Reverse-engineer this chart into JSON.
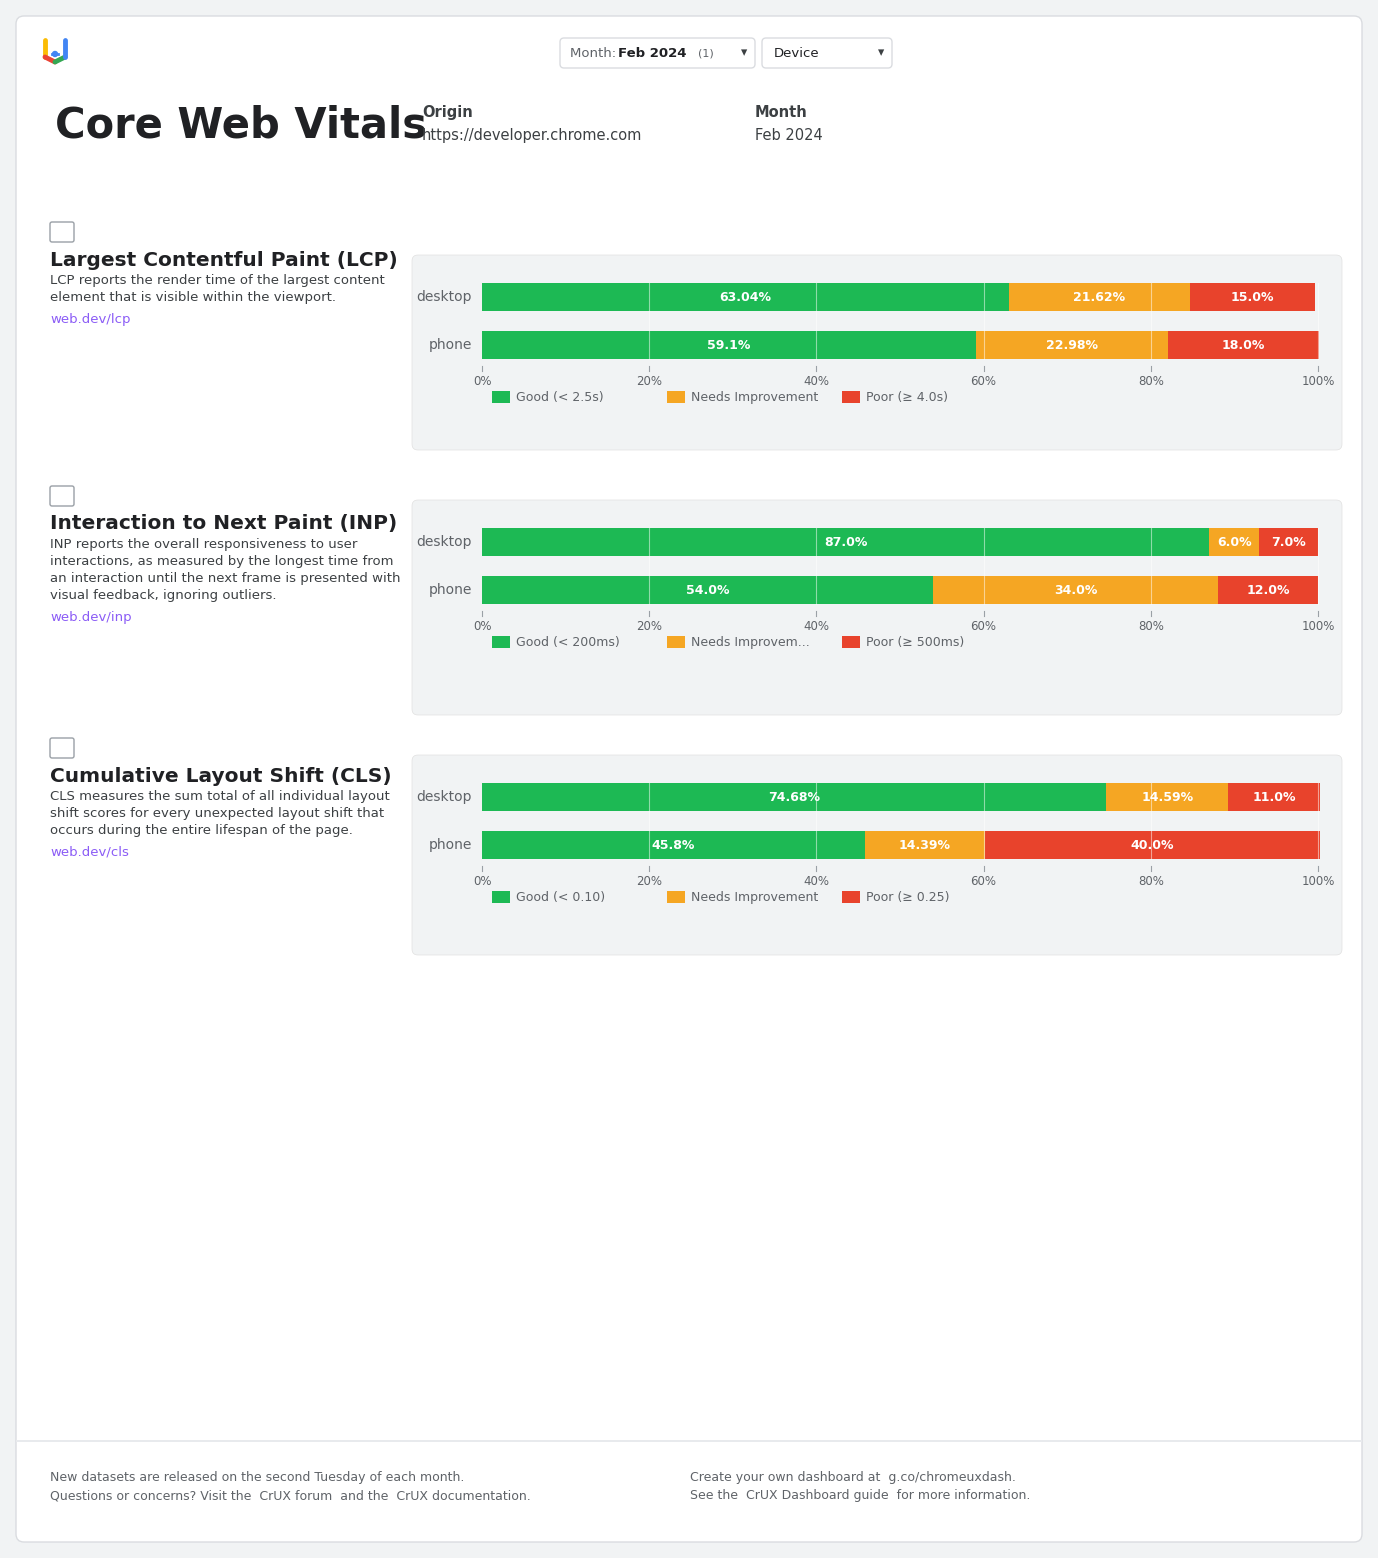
{
  "page_bg": "#f1f3f4",
  "card_bg": "#ffffff",
  "chart_bg": "#f1f3f4",
  "title": "Core Web Vitals",
  "origin_label": "Origin",
  "origin_value": "https://developer.chrome.com",
  "month_label": "Month",
  "month_value": "Feb 2024",
  "month_filter": "Month: Feb 2024",
  "device_filter": "Device",
  "sections": [
    {
      "name": "Largest Contentful Paint (LCP)",
      "description": "LCP reports the render time of the largest content\nelement that is visible within the viewport.",
      "link": "web.dev/lcp",
      "categories": [
        "desktop",
        "phone"
      ],
      "good": [
        63.04,
        59.1
      ],
      "needs_improvement": [
        21.62,
        22.98
      ],
      "poor": [
        15.0,
        18.0
      ],
      "legend_good": "Good (< 2.5s)",
      "legend_ni": "Needs Improvement",
      "legend_poor": "Poor (≥ 4.0s)"
    },
    {
      "name": "Interaction to Next Paint (INP)",
      "description": "INP reports the overall responsiveness to user\ninteractions, as measured by the longest time from\nan interaction until the next frame is presented with\nvisual feedback, ignoring outliers.",
      "link": "web.dev/inp",
      "categories": [
        "desktop",
        "phone"
      ],
      "good": [
        87.0,
        54.0
      ],
      "needs_improvement": [
        6.0,
        34.0
      ],
      "poor": [
        7.0,
        12.0
      ],
      "legend_good": "Good (< 200ms)",
      "legend_ni": "Needs Improvem...",
      "legend_poor": "Poor (≥ 500ms)"
    },
    {
      "name": "Cumulative Layout Shift (CLS)",
      "description": "CLS measures the sum total of all individual layout\nshift scores for every unexpected layout shift that\noccurs during the entire lifespan of the page.",
      "link": "web.dev/cls",
      "categories": [
        "desktop",
        "phone"
      ],
      "good": [
        74.68,
        45.8
      ],
      "needs_improvement": [
        14.59,
        14.39
      ],
      "poor": [
        11.0,
        40.0
      ],
      "legend_good": "Good (< 0.10)",
      "legend_ni": "Needs Improvement",
      "legend_poor": "Poor (≥ 0.25)"
    }
  ],
  "color_good": "#1db954",
  "color_ni": "#f5a623",
  "color_poor": "#e8432c",
  "text_dark": "#202124",
  "text_mid": "#3c4043",
  "text_light": "#5f6368",
  "link_color": "#8b5cf6",
  "border_color": "#dadce0"
}
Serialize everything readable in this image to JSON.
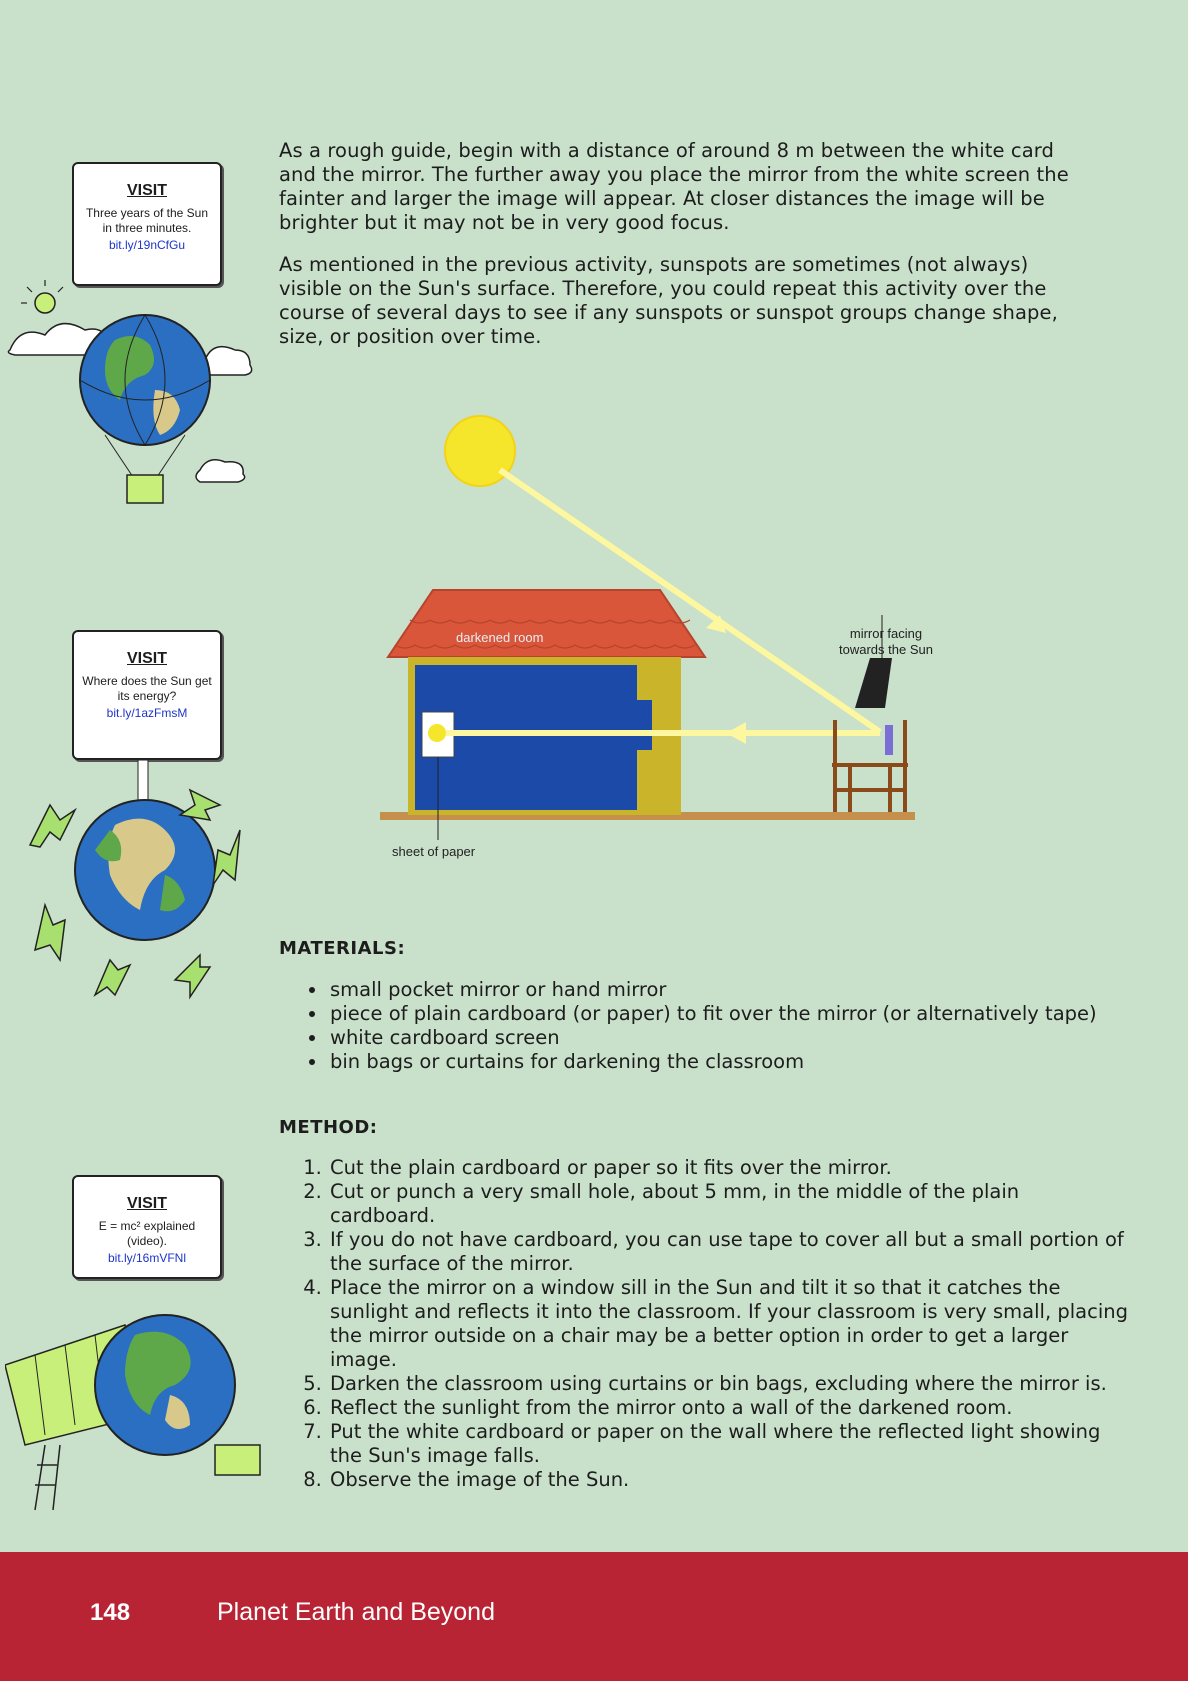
{
  "intro": {
    "p1": "As a rough guide, begin with a distance of around 8 m between the white card and the mirror. The further away you place the mirror from the white screen the fainter and larger the image will appear. At closer distances the image will be brighter but it may not be in very good focus.",
    "p2": "As mentioned in the previous activity, sunspots are sometimes (not always) visible on the Sun's surface. Therefore, you could repeat this activity over the course of several days to see if any sunspots or sunspot groups change shape, size, or position over time."
  },
  "diagram": {
    "room_label": "darkened room",
    "mirror_label_line1": "mirror facing",
    "mirror_label_line2": "towards the Sun",
    "paper_label": "sheet of paper"
  },
  "materials": {
    "heading": "MATERIALS:",
    "items": [
      "small pocket mirror or hand mirror",
      "piece of plain cardboard (or paper) to fit over the mirror (or alternatively tape)",
      "white cardboard screen",
      "bin bags or curtains for darkening the classroom"
    ]
  },
  "method": {
    "heading": "METHOD:",
    "steps": [
      "Cut the plain cardboard or paper so it fits over the mirror.",
      "Cut or punch a very small hole, about 5 mm, in the middle of the plain cardboard.",
      "If you do not have cardboard, you can use tape to cover all but a small portion of the surface of the mirror.",
      "Place the mirror on a window sill in the Sun and tilt it so that it catches the sunlight and reflects it into the classroom. If your classroom is very small, placing the mirror outside on a chair may be a better option in order to get a larger image.",
      "Darken the classroom using curtains or bin bags, excluding where the mirror is.",
      "Reflect the sunlight from the mirror onto a wall of the darkened room.",
      "Put the white cardboard or paper on the wall where the reflected light showing the Sun's image falls.",
      "Observe the image of the Sun."
    ]
  },
  "visits": [
    {
      "visit": "VISIT",
      "text": "Three years of the Sun in three minutes.",
      "link": "bit.ly/19nCfGu"
    },
    {
      "visit": "VISIT",
      "text": "Where does the Sun get its energy?",
      "link": "bit.ly/1azFmsM"
    },
    {
      "visit": "VISIT",
      "text": "E = mc² explained (video).",
      "link": "bit.ly/16mVFNl"
    }
  ],
  "footer": {
    "page_number": "148",
    "title": "Planet Earth and Beyond"
  }
}
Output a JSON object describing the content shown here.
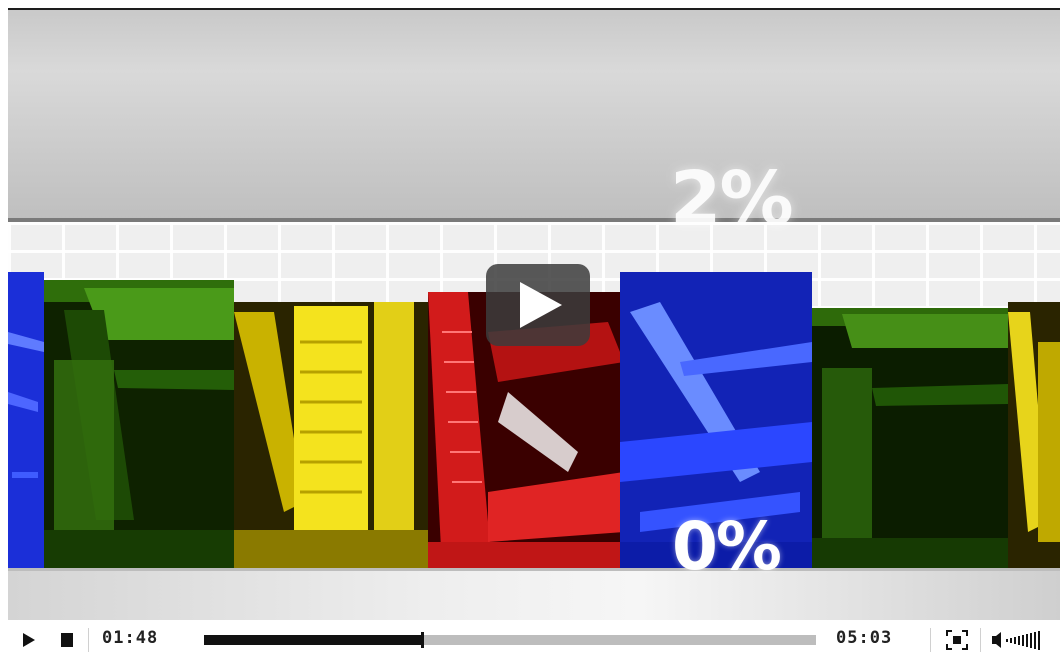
{
  "video": {
    "overlay_percent_top": "2%",
    "overlay_percent_bottom": "0%"
  },
  "controls": {
    "current_time": "01:48",
    "total_time": "05:03",
    "progress_fraction": 0.357
  },
  "icons": [
    "play-icon",
    "stop-icon",
    "fullscreen-icon",
    "volume-icon",
    "big-play-icon"
  ],
  "colors": {
    "panel_blue": "#1a34e6",
    "panel_green": "#3f8a12",
    "panel_yellow": "#f2e21c",
    "panel_red": "#d61a1a",
    "progress_fill": "#111111",
    "progress_track": "#bdbdbd"
  }
}
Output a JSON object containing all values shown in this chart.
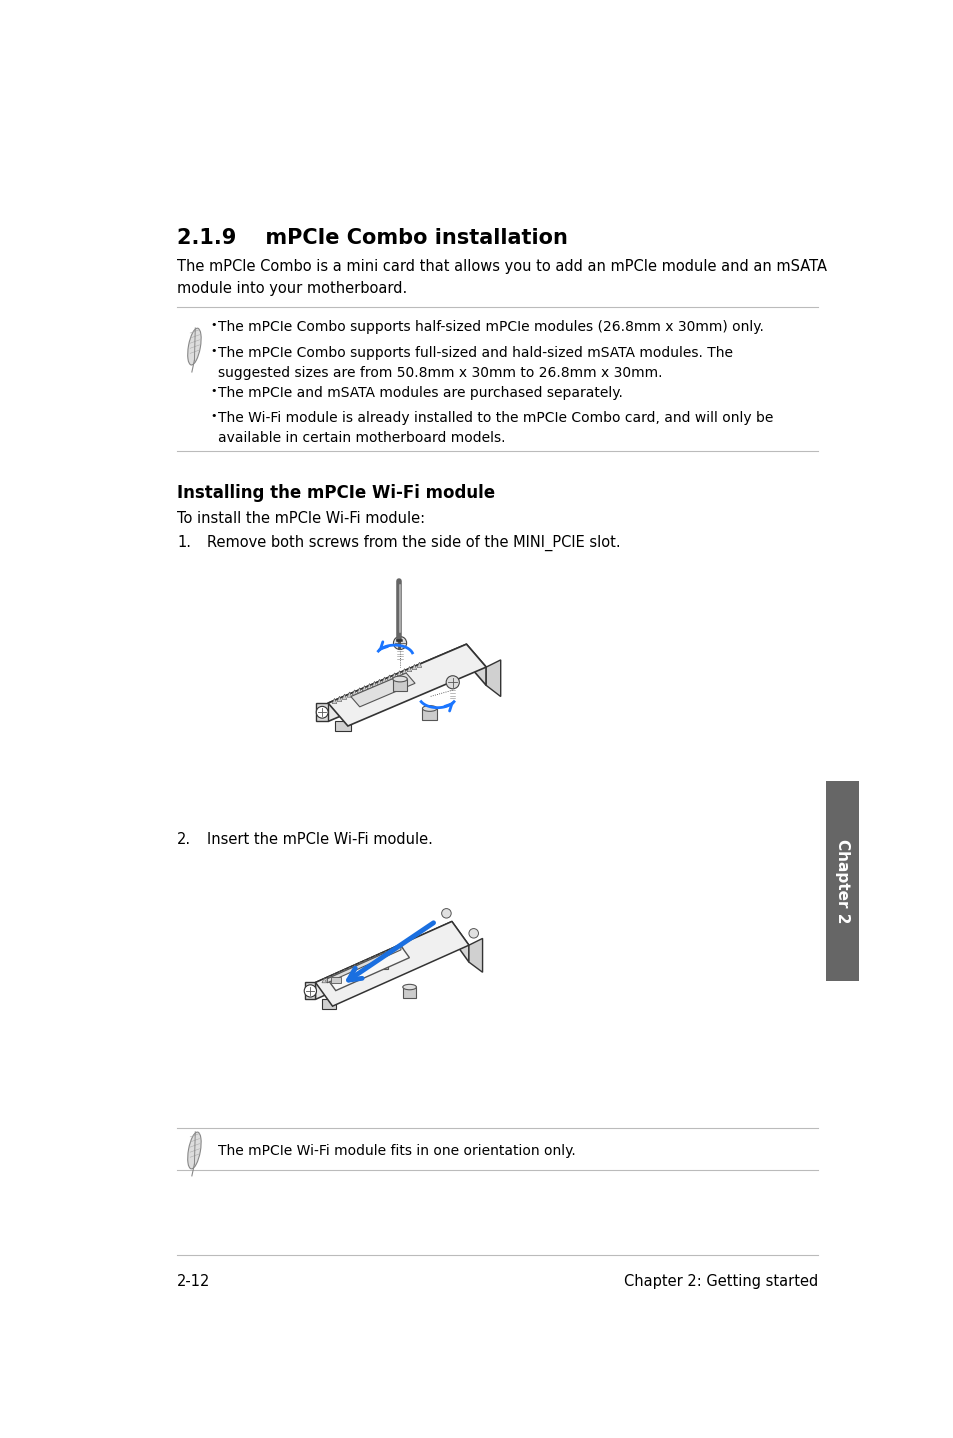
{
  "bg_color": "#ffffff",
  "text_color": "#000000",
  "line_color": "#bbbbbb",
  "sidebar_bg": "#666666",
  "sidebar_text_color": "#ffffff",
  "section_number": "2.1.9",
  "section_title": "mPCIe Combo installation",
  "section_title_fontsize": 15,
  "intro_text": "The mPCIe Combo is a mini card that allows you to add an mPCIe module and an mSATA\nmodule into your motherboard.",
  "intro_fontsize": 10.5,
  "note_bullets": [
    "The mPCIe Combo supports half-sized mPCIe modules (26.8mm x 30mm) only.",
    "The mPCIe Combo supports full-sized and hald-sized mSATA modules. The\nsuggested sizes are from 50.8mm x 30mm to 26.8mm x 30mm.",
    "The mPCIe and mSATA modules are purchased separately.",
    "The Wi-Fi module is already installed to the mPCIe Combo card, and will only be\navailable in certain motherboard models."
  ],
  "note_fontsize": 10.0,
  "subsection_title": "Installing the mPCIe Wi-Fi module",
  "subsection_fontsize": 12,
  "step_intro": "To install the mPCIe Wi-Fi module:",
  "step_intro_fontsize": 10.5,
  "step1_num": "1.",
  "step1_text": "Remove both screws from the side of the MINI_PCIE slot.",
  "step1_fontsize": 10.5,
  "step2_num": "2.",
  "step2_text": "Insert the mPCIe Wi-Fi module.",
  "step2_fontsize": 10.5,
  "note2_text": "The mPCIe Wi-Fi module fits in one orientation only.",
  "note2_fontsize": 10.0,
  "footer_left": "2-12",
  "footer_right": "Chapter 2: Getting started",
  "footer_fontsize": 10.5,
  "sidebar_text": "Chapter 2",
  "sidebar_fontsize": 11
}
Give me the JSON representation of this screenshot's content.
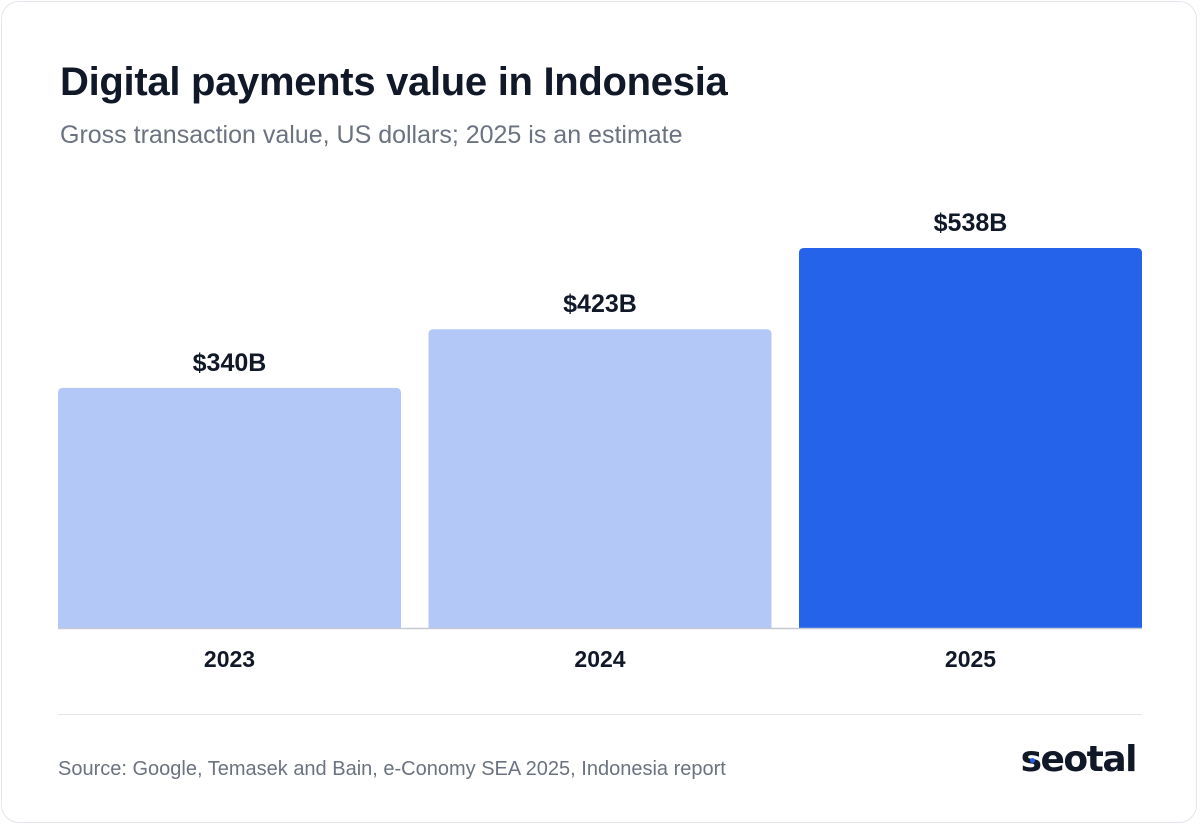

- - -

The required answer is a single number: the count of lines in the entries that hold the string "bags".

EXERCISE ANSWER: 2